Information shown:

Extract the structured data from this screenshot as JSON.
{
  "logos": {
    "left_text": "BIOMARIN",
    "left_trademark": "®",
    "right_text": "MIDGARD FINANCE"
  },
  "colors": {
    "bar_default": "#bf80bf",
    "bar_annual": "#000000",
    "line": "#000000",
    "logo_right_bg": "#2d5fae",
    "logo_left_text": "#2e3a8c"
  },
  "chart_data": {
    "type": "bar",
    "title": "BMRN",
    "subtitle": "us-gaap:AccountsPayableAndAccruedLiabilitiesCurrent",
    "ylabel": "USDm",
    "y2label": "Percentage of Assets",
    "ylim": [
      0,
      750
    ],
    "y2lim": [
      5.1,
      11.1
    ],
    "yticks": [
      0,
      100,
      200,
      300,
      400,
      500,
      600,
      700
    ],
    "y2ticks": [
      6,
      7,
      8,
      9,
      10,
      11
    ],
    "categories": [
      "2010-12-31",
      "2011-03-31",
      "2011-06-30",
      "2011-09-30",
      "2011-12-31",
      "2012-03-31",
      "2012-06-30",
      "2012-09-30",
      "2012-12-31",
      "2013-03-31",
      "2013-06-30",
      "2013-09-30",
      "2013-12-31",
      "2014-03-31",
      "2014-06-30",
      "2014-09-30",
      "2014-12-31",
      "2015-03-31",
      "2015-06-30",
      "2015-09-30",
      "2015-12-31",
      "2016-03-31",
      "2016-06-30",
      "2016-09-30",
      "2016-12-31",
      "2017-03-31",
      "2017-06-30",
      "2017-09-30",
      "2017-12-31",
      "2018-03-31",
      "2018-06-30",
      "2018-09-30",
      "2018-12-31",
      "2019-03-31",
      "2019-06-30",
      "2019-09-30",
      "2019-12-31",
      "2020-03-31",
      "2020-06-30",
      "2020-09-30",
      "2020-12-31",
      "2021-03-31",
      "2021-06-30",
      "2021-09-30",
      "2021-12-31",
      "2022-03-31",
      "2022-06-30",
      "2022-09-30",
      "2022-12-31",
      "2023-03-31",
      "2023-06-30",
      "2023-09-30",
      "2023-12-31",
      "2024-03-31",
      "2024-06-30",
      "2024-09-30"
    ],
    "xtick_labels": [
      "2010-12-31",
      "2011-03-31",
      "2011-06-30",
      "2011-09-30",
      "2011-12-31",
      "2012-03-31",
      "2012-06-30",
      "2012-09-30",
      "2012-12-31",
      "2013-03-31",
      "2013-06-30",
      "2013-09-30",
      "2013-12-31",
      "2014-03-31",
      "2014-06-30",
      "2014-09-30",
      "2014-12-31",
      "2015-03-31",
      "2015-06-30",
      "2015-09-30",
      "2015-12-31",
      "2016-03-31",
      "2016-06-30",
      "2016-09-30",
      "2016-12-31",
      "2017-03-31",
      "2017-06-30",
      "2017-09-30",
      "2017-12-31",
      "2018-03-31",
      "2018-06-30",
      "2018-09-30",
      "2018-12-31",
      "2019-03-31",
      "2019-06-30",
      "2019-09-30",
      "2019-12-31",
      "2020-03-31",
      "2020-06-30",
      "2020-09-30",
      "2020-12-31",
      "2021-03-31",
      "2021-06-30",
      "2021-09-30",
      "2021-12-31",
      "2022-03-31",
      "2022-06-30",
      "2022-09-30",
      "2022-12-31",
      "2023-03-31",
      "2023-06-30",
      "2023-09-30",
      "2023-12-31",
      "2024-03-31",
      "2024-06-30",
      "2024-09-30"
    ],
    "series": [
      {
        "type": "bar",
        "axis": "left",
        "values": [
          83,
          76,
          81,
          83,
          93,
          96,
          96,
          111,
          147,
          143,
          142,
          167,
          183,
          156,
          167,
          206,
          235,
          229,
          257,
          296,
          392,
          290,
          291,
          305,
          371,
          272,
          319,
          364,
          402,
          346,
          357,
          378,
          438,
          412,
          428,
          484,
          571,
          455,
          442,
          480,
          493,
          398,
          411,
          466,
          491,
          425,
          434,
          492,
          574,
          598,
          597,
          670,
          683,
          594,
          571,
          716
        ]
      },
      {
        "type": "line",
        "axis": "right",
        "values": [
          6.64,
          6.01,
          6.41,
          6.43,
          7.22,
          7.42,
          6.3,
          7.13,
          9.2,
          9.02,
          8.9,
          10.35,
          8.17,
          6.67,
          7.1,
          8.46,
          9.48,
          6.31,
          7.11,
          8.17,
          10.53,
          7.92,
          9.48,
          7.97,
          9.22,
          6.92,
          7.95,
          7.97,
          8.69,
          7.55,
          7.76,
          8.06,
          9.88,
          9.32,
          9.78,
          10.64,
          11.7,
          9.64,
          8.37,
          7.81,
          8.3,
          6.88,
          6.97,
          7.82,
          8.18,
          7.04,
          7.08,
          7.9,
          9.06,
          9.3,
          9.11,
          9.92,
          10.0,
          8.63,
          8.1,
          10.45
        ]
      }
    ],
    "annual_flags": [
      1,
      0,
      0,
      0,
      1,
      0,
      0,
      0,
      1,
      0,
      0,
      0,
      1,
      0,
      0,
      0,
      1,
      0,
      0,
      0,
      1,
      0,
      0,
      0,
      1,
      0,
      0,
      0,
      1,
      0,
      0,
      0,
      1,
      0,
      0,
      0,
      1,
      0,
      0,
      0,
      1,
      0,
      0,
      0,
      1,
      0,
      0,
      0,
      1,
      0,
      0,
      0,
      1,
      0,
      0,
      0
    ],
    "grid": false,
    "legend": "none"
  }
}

Task directions: Every entry should be printed again exactly as it stands.

Full response:
Extract the structured data from this screenshot as JSON.
{
  "logos": {
    "left_text": "BIOMARIN",
    "left_trademark": "®",
    "right_text": "MIDGARD FINANCE"
  },
  "colors": {
    "bar_default": "#bf80bf",
    "bar_annual": "#000000",
    "line": "#000000",
    "logo_right_bg": "#2d5fae",
    "logo_left_text": "#2e3a8c"
  },
  "chart_data": {
    "type": "bar",
    "title": "BMRN",
    "subtitle": "us-gaap:AccountsPayableAndAccruedLiabilitiesCurrent",
    "ylabel": "USDm",
    "y2label": "Percentage of Assets",
    "ylim": [
      0,
      750
    ],
    "y2lim": [
      5.1,
      11.1
    ],
    "yticks": [
      0,
      100,
      200,
      300,
      400,
      500,
      600,
      700
    ],
    "y2ticks": [
      6,
      7,
      8,
      9,
      10,
      11
    ],
    "categories": [
      "2010-12-31",
      "2011-03-31",
      "2011-06-30",
      "2011-09-30",
      "2011-12-31",
      "2012-03-31",
      "2012-06-30",
      "2012-09-30",
      "2012-12-31",
      "2013-03-31",
      "2013-06-30",
      "2013-09-30",
      "2013-12-31",
      "2014-03-31",
      "2014-06-30",
      "2014-09-30",
      "2014-12-31",
      "2015-03-31",
      "2015-06-30",
      "2015-09-30",
      "2015-12-31",
      "2016-03-31",
      "2016-06-30",
      "2016-09-30",
      "2016-12-31",
      "2017-03-31",
      "2017-06-30",
      "2017-09-30",
      "2017-12-31",
      "2018-03-31",
      "2018-06-30",
      "2018-09-30",
      "2018-12-31",
      "2019-03-31",
      "2019-06-30",
      "2019-09-30",
      "2019-12-31",
      "2020-03-31",
      "2020-06-30",
      "2020-09-30",
      "2020-12-31",
      "2021-03-31",
      "2021-06-30",
      "2021-09-30",
      "2021-12-31",
      "2022-03-31",
      "2022-06-30",
      "2022-09-30",
      "2022-12-31",
      "2023-03-31",
      "2023-06-30",
      "2023-09-30",
      "2023-12-31",
      "2024-03-31",
      "2024-06-30",
      "2024-09-30"
    ],
    "xtick_labels": [
      "2010-12-31",
      "2011-03-31",
      "2011-06-30",
      "2011-09-30",
      "2011-12-31",
      "2012-03-31",
      "2012-06-30",
      "2012-09-30",
      "2012-12-31",
      "2013-03-31",
      "2013-06-30",
      "2013-09-30",
      "2013-12-31",
      "2014-03-31",
      "2014-06-30",
      "2014-09-30",
      "2014-12-31",
      "2015-03-31",
      "2015-06-30",
      "2015-09-30",
      "2015-12-31",
      "2016-03-31",
      "2016-06-30",
      "2016-09-30",
      "2016-12-31",
      "2017-03-31",
      "2017-06-30",
      "2017-09-30",
      "2017-12-31",
      "2018-03-31",
      "2018-06-30",
      "2018-09-30",
      "2018-12-31",
      "2019-03-31",
      "2019-06-30",
      "2019-09-30",
      "2019-12-31",
      "2020-03-31",
      "2020-06-30",
      "2020-09-30",
      "2020-12-31",
      "2021-03-31",
      "2021-06-30",
      "2021-09-30",
      "2021-12-31",
      "2022-03-31",
      "2022-06-30",
      "2022-09-30",
      "2022-12-31",
      "2023-03-31",
      "2023-06-30",
      "2023-09-30",
      "2023-12-31",
      "2024-03-31",
      "2024-06-30",
      "2024-09-30"
    ],
    "series": [
      {
        "type": "bar",
        "axis": "left",
        "values": [
          83,
          76,
          81,
          83,
          93,
          96,
          96,
          111,
          147,
          143,
          142,
          167,
          183,
          156,
          167,
          206,
          235,
          229,
          257,
          296,
          392,
          290,
          291,
          305,
          371,
          272,
          319,
          364,
          402,
          346,
          357,
          378,
          438,
          412,
          428,
          484,
          571,
          455,
          442,
          480,
          493,
          398,
          411,
          466,
          491,
          425,
          434,
          492,
          574,
          598,
          597,
          670,
          683,
          594,
          571,
          716
        ]
      },
      {
        "type": "line",
        "axis": "right",
        "values": [
          6.64,
          6.01,
          6.41,
          6.43,
          7.22,
          7.42,
          6.3,
          7.13,
          9.2,
          9.02,
          8.9,
          10.35,
          8.17,
          6.67,
          7.1,
          8.46,
          9.48,
          6.31,
          7.11,
          8.17,
          10.53,
          7.92,
          9.48,
          7.97,
          9.22,
          6.92,
          7.95,
          7.97,
          8.69,
          7.55,
          7.76,
          8.06,
          9.88,
          9.32,
          9.78,
          10.64,
          11.7,
          9.64,
          8.37,
          7.81,
          8.3,
          6.88,
          6.97,
          7.82,
          8.18,
          7.04,
          7.08,
          7.9,
          9.06,
          9.3,
          9.11,
          9.92,
          10.0,
          8.63,
          8.1,
          10.45
        ]
      }
    ],
    "annual_flags": [
      1,
      0,
      0,
      0,
      1,
      0,
      0,
      0,
      1,
      0,
      0,
      0,
      1,
      0,
      0,
      0,
      1,
      0,
      0,
      0,
      1,
      0,
      0,
      0,
      1,
      0,
      0,
      0,
      1,
      0,
      0,
      0,
      1,
      0,
      0,
      0,
      1,
      0,
      0,
      0,
      1,
      0,
      0,
      0,
      1,
      0,
      0,
      0,
      1,
      0,
      0,
      0,
      1,
      0,
      0,
      0
    ],
    "grid": false,
    "legend": "none"
  }
}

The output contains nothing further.